Required task —
Give every line below again, exactly.

Excerpted data —

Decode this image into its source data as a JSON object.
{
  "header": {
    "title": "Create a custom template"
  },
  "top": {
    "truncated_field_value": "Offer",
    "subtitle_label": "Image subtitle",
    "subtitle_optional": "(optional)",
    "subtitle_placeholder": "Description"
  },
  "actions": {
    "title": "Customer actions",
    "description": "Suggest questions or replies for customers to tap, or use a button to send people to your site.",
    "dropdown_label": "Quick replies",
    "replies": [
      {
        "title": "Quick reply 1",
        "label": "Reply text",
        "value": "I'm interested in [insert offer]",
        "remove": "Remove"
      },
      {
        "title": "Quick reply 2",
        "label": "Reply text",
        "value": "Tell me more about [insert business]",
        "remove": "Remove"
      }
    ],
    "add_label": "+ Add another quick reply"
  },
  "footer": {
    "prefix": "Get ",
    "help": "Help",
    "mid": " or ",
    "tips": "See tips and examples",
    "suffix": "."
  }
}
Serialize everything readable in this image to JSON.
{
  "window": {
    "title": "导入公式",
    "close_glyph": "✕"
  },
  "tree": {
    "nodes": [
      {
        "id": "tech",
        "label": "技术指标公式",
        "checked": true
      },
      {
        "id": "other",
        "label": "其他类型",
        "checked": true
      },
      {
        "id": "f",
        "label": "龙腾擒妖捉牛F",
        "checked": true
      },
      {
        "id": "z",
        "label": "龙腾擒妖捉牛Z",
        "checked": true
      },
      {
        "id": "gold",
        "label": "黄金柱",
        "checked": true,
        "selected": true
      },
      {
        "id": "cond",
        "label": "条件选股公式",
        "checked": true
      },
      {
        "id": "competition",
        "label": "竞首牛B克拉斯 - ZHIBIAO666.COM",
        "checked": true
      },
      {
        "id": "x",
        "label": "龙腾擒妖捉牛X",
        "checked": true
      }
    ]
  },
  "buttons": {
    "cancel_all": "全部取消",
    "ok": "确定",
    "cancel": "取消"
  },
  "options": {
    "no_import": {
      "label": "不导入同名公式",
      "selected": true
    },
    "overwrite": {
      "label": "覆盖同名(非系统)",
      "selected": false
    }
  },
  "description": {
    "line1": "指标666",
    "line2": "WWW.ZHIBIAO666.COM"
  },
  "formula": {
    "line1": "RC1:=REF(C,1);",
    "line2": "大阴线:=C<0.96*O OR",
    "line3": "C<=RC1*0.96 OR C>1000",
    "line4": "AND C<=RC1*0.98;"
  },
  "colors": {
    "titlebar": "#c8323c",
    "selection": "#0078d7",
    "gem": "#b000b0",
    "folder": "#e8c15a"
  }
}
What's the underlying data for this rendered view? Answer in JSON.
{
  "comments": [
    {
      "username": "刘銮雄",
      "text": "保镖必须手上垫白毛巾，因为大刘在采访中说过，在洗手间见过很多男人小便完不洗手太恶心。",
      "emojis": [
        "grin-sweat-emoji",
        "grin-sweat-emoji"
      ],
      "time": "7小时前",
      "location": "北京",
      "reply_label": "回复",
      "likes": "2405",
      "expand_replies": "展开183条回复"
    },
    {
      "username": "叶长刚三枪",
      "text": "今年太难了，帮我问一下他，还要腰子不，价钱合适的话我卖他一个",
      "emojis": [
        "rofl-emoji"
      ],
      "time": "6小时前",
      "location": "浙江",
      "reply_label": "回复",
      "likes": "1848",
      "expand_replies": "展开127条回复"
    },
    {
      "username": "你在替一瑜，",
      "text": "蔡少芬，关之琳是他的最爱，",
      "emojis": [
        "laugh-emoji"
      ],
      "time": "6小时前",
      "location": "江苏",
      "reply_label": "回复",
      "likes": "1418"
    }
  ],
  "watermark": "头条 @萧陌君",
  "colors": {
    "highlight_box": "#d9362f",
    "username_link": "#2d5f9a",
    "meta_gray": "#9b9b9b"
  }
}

Response to this exercise —
Decode this image into its source data as a JSON object.
{
  "header": {
    "title": "Create a custom template"
  },
  "top": {
    "truncated_field_value": "Offer",
    "subtitle_label": "Image subtitle",
    "subtitle_optional": "(optional)",
    "subtitle_placeholder": "Description"
  },
  "actions": {
    "title": "Customer actions",
    "description": "Suggest questions or replies for customers to tap, or use a button to send people to your site.",
    "dropdown_label": "Quick replies",
    "replies": [
      {
        "title": "Quick reply 1",
        "label": "Reply text",
        "value": "I'm interested in [insert offer]",
        "remove": "Remove"
      },
      {
        "title": "Quick reply 2",
        "label": "Reply text",
        "value": "Tell me more about [insert business]",
        "remove": "Remove"
      }
    ],
    "add_label": "+ Add another quick reply"
  },
  "footer": {
    "prefix": "Get ",
    "help": "Help",
    "mid": " or ",
    "tips": "See tips and examples",
    "suffix": "."
  }
}
Serialize everything readable in this image to JSON.
{
  "window": {
    "title": "导入公式",
    "close_glyph": "✕"
  },
  "tree": {
    "nodes": [
      {
        "id": "tech",
        "label": "技术指标公式",
        "checked": true
      },
      {
        "id": "other",
        "label": "其他类型",
        "checked": true
      },
      {
        "id": "f",
        "label": "龙腾擒妖捉牛F",
        "checked": true
      },
      {
        "id": "z",
        "label": "龙腾擒妖捉牛Z",
        "checked": true
      },
      {
        "id": "gold",
        "label": "黄金柱",
        "checked": true,
        "selected": true
      },
      {
        "id": "cond",
        "label": "条件选股公式",
        "checked": true
      },
      {
        "id": "competition",
        "label": "竞首牛B克拉斯 - ZHIBIAO666.COM",
        "checked": true
      },
      {
        "id": "x",
        "label": "龙腾擒妖捉牛X",
        "checked": true
      }
    ]
  },
  "buttons": {
    "cancel_all": "全部取消",
    "ok": "确定",
    "cancel": "取消"
  },
  "options": {
    "no_import": {
      "label": "不导入同名公式",
      "selected": true
    },
    "overwrite": {
      "label": "覆盖同名(非系统)",
      "selected": false
    }
  },
  "description": {
    "line1": "指标666",
    "line2": "WWW.ZHIBIAO666.COM"
  },
  "formula": {
    "line1": "RC1:=REF(C,1);",
    "line2": "大阴线:=C<0.96*O OR",
    "line3": "C<=RC1*0.96 OR C>1000",
    "line4": "AND C<=RC1*0.98;"
  },
  "colors": {
    "titlebar": "#c8323c",
    "selection": "#0078d7",
    "gem": "#b000b0",
    "folder": "#e8c15a"
  }
}
What's the underlying data for this rendered view? Answer in JSON.
{
  "comments": [
    {
      "username": "刘銮雄",
      "text": "保镖必须手上垫白毛巾，因为大刘在采访中说过，在洗手间见过很多男人小便完不洗手太恶心。",
      "emojis": [
        "grin-sweat-emoji",
        "grin-sweat-emoji"
      ],
      "time": "7小时前",
      "location": "北京",
      "reply_label": "回复",
      "likes": "2405",
      "expand_replies": "展开183条回复"
    },
    {
      "username": "叶长刚三枪",
      "text": "今年太难了，帮我问一下他，还要腰子不，价钱合适的话我卖他一个",
      "emojis": [
        "rofl-emoji"
      ],
      "time": "6小时前",
      "location": "浙江",
      "reply_label": "回复",
      "likes": "1848",
      "expand_replies": "展开127条回复"
    },
    {
      "username": "你在替一瑜，",
      "text": "蔡少芬，关之琳是他的最爱，",
      "emojis": [
        "laugh-emoji"
      ],
      "time": "6小时前",
      "location": "江苏",
      "reply_label": "回复",
      "likes": "1418"
    }
  ],
  "watermark": "头条 @萧陌君",
  "colors": {
    "highlight_box": "#d9362f",
    "username_link": "#2d5f9a",
    "meta_gray": "#9b9b9b"
  }
}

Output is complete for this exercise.